Dataset entries
+ + + +
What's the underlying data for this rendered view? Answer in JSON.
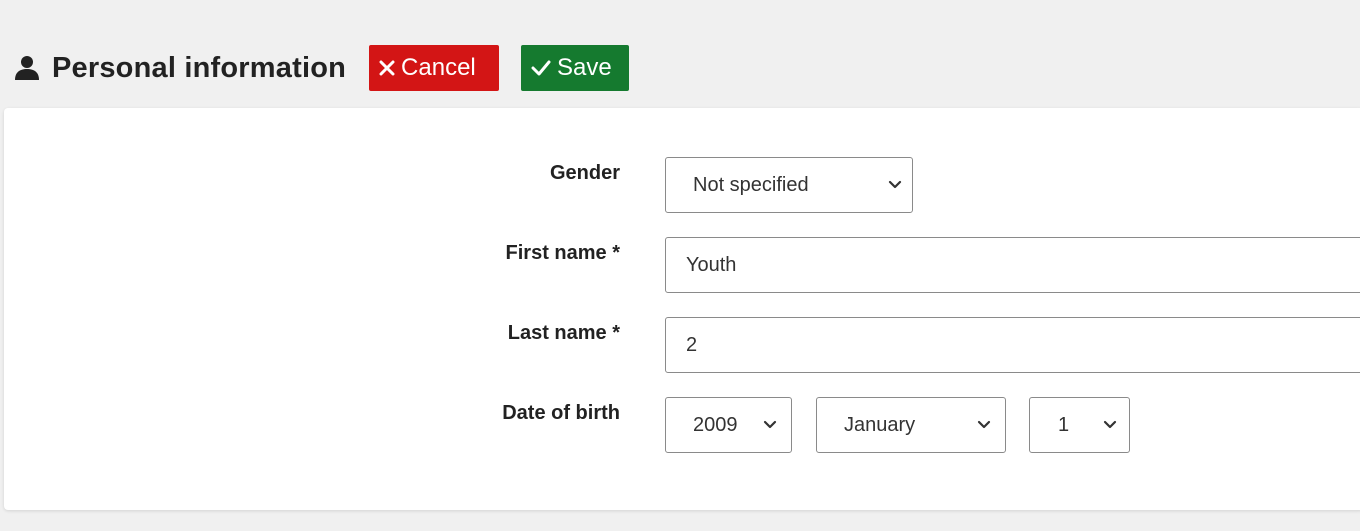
{
  "header": {
    "title": "Personal information",
    "cancel_label": "Cancel",
    "save_label": "Save",
    "icons": {
      "title": "person-icon",
      "cancel": "close-icon",
      "save": "check-icon"
    }
  },
  "form": {
    "gender": {
      "label": "Gender",
      "value": "Not specified"
    },
    "first_name": {
      "label": "First name *",
      "value": "Youth"
    },
    "last_name": {
      "label": "Last name *",
      "value": "2"
    },
    "date_of_birth": {
      "label": "Date of birth",
      "year": "2009",
      "month": "January",
      "day": "1"
    }
  },
  "colors": {
    "cancel": "#d31515",
    "save": "#157a2f",
    "page_background": "#f0f0f0",
    "card_background": "#ffffff"
  }
}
+ + + +
• _Instructions to follow_:
Retype each entry precisely. Skip images entirely.

• _Task result_:
What's the underlying data for this rendered view? Answer in JSON.
{
  "header": {
    "title": "Personal information",
    "cancel_label": "Cancel",
    "save_label": "Save",
    "icons": {
      "title": "person-icon",
      "cancel": "close-icon",
      "save": "check-icon"
    }
  },
  "form": {
    "gender": {
      "label": "Gender",
      "value": "Not specified"
    },
    "first_name": {
      "label": "First name *",
      "value": "Youth"
    },
    "last_name": {
      "label": "Last name *",
      "value": "2"
    },
    "date_of_birth": {
      "label": "Date of birth",
      "year": "2009",
      "month": "January",
      "day": "1"
    }
  },
  "colors": {
    "cancel": "#d31515",
    "save": "#157a2f",
    "page_background": "#f0f0f0",
    "card_background": "#ffffff"
  }
}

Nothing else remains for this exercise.